## EXERCISE
Copy every line that holds "构建高水平社会主义市场经济体制".

··· EXERCISE MATERIAL ···

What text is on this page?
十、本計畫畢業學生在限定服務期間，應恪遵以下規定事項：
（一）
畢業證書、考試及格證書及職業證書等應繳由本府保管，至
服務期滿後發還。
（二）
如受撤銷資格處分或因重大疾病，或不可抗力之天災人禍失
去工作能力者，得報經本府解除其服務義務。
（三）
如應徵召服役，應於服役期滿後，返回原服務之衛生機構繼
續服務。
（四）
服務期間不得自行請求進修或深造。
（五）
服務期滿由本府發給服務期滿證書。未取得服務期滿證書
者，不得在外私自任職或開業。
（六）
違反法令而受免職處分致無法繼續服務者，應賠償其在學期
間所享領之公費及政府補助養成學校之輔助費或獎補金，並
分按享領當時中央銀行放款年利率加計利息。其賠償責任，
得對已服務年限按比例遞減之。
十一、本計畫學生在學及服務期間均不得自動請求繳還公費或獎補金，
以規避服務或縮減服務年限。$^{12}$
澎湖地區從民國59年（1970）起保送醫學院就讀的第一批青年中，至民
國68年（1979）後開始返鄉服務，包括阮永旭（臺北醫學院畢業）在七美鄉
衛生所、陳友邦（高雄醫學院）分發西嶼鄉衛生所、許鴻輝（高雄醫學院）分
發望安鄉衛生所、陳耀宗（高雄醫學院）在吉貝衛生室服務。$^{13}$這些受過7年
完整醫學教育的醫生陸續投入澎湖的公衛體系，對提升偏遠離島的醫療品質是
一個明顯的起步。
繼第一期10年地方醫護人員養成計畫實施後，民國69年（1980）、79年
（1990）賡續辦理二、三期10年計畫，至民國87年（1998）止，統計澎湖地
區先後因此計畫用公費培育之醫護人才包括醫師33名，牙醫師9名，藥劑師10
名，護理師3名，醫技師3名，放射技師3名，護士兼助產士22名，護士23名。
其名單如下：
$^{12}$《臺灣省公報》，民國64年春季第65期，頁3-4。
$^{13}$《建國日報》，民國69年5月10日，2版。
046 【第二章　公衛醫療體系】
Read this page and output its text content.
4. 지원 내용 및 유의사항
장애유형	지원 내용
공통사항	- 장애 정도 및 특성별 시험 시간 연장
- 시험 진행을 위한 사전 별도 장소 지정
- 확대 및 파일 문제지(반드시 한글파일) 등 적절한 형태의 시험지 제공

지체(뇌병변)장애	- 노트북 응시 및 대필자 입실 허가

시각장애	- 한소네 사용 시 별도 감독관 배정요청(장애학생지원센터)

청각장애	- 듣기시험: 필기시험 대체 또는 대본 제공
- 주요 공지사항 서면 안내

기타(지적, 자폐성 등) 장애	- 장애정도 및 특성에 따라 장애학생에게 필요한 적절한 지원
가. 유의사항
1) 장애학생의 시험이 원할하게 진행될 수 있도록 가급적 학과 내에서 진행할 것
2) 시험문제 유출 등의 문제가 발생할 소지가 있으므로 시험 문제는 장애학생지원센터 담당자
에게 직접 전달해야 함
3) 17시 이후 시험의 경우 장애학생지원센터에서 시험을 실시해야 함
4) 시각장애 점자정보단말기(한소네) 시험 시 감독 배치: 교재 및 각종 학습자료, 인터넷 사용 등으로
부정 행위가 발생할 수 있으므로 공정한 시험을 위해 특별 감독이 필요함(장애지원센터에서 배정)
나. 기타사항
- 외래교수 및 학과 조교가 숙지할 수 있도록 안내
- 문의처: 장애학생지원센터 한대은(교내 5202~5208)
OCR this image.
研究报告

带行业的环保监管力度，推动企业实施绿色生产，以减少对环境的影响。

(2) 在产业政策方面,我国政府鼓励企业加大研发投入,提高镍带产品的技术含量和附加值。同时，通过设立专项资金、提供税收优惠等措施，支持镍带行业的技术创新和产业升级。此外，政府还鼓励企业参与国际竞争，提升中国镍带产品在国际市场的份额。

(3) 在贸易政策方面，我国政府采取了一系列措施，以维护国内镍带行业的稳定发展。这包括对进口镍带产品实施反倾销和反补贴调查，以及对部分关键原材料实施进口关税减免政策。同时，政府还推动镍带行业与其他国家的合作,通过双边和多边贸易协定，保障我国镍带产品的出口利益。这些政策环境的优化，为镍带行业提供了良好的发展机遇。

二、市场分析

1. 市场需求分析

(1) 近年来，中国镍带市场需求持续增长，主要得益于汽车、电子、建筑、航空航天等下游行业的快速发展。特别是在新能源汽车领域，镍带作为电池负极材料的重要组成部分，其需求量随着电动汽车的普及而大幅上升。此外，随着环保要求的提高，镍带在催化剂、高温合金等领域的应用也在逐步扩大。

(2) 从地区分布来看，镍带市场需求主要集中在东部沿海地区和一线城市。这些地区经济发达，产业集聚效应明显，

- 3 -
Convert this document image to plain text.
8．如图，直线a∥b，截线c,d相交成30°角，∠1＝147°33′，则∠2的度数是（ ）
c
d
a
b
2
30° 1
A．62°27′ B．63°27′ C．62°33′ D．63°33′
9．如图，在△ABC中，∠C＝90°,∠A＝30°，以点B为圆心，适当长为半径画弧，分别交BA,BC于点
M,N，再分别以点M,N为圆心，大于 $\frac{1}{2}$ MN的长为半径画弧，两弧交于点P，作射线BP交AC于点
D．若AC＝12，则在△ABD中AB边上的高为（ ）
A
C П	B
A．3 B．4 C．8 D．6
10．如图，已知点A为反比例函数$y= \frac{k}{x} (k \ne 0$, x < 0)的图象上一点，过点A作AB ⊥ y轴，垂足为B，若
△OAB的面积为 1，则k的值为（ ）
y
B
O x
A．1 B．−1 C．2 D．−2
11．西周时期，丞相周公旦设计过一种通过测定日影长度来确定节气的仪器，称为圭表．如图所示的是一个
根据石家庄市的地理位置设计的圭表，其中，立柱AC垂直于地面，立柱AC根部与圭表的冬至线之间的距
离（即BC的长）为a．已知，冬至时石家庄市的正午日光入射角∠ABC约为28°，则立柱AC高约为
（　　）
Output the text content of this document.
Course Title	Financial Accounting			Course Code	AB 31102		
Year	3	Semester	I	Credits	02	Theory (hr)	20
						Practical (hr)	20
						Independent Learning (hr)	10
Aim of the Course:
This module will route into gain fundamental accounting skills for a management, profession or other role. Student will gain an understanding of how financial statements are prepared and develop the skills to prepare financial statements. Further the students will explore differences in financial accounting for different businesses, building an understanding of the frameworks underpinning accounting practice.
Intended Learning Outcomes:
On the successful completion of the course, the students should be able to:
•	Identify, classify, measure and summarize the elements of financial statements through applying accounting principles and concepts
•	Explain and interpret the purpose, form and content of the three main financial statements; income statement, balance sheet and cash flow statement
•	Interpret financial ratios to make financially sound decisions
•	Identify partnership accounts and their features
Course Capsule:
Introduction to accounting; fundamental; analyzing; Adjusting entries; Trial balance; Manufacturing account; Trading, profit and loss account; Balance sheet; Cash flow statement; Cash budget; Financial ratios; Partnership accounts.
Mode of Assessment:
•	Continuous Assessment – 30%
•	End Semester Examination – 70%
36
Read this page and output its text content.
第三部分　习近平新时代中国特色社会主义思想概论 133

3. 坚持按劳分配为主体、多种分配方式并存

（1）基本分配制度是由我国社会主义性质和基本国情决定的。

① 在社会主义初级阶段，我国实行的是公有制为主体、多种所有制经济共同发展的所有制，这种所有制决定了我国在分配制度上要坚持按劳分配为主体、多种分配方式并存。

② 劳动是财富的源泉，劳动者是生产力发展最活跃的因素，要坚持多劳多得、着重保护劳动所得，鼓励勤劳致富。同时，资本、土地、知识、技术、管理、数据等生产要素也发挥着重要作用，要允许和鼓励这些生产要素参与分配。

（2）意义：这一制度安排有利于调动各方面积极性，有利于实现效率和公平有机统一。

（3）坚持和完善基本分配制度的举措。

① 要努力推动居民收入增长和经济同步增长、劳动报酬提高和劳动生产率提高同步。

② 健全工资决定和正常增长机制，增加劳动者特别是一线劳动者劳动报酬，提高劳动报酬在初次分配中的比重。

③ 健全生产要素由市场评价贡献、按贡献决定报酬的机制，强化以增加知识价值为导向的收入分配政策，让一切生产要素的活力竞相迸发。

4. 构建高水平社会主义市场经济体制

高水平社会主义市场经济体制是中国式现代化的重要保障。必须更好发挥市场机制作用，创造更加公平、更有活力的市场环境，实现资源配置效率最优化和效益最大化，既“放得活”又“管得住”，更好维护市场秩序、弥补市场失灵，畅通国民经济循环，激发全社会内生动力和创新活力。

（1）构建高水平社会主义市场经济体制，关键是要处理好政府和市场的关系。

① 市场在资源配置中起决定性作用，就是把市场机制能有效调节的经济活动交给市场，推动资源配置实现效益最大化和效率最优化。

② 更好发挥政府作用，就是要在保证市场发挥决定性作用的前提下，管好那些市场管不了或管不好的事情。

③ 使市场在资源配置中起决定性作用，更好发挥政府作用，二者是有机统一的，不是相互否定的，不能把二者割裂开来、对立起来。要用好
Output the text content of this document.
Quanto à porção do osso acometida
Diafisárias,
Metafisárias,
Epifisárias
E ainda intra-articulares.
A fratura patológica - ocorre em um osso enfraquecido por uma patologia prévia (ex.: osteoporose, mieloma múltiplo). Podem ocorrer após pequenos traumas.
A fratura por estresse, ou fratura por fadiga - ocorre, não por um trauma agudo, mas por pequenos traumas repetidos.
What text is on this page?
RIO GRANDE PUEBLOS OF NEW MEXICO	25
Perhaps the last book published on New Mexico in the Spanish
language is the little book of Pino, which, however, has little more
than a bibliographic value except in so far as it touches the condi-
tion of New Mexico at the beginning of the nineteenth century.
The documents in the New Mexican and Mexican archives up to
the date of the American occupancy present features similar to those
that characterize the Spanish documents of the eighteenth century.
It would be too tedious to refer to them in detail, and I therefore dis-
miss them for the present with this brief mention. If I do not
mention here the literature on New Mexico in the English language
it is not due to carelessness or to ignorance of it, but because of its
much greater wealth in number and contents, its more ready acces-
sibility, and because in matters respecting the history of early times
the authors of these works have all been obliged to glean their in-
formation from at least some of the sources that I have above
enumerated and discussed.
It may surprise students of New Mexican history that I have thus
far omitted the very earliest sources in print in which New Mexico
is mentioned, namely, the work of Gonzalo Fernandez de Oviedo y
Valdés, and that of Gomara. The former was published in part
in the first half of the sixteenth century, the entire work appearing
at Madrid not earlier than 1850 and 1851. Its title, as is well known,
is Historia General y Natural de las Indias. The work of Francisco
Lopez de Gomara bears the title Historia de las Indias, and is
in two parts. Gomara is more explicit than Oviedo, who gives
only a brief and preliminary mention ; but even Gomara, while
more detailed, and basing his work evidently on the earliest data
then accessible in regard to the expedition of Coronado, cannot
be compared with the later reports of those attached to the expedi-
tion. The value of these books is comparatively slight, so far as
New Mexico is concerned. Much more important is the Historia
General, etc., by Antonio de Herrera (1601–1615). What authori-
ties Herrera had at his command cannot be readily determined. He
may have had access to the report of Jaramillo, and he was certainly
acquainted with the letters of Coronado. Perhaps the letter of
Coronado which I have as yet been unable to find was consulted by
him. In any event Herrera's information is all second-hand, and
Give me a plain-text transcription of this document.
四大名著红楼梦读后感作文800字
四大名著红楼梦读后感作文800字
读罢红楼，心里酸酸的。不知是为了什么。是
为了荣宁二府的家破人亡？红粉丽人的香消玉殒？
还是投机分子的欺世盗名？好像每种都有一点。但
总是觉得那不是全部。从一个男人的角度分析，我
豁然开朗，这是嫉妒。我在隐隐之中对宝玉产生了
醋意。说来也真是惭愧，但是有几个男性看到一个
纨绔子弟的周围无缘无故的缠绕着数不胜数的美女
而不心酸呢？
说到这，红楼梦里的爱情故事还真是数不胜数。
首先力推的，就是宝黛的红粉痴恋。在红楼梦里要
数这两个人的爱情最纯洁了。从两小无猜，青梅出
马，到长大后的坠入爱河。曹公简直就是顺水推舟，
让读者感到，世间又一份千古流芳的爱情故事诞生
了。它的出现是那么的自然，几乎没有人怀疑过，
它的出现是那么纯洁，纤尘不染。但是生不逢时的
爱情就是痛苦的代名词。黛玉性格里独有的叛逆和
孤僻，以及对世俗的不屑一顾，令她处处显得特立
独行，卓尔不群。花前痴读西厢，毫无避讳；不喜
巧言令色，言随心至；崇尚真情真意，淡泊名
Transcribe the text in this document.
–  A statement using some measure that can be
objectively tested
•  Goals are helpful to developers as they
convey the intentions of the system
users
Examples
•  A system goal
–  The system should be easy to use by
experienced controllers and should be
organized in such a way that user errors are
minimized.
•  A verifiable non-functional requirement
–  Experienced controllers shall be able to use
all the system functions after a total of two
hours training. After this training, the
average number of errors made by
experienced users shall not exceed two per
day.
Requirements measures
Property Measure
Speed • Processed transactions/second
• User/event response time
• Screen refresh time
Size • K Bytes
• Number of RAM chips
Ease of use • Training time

···

## SOLVED PROBLEM
4. 构建高水平社会主义市场经济体制
（1）构建高水平社会主义市场经济体制，关键是要处理好政府和市场的关系。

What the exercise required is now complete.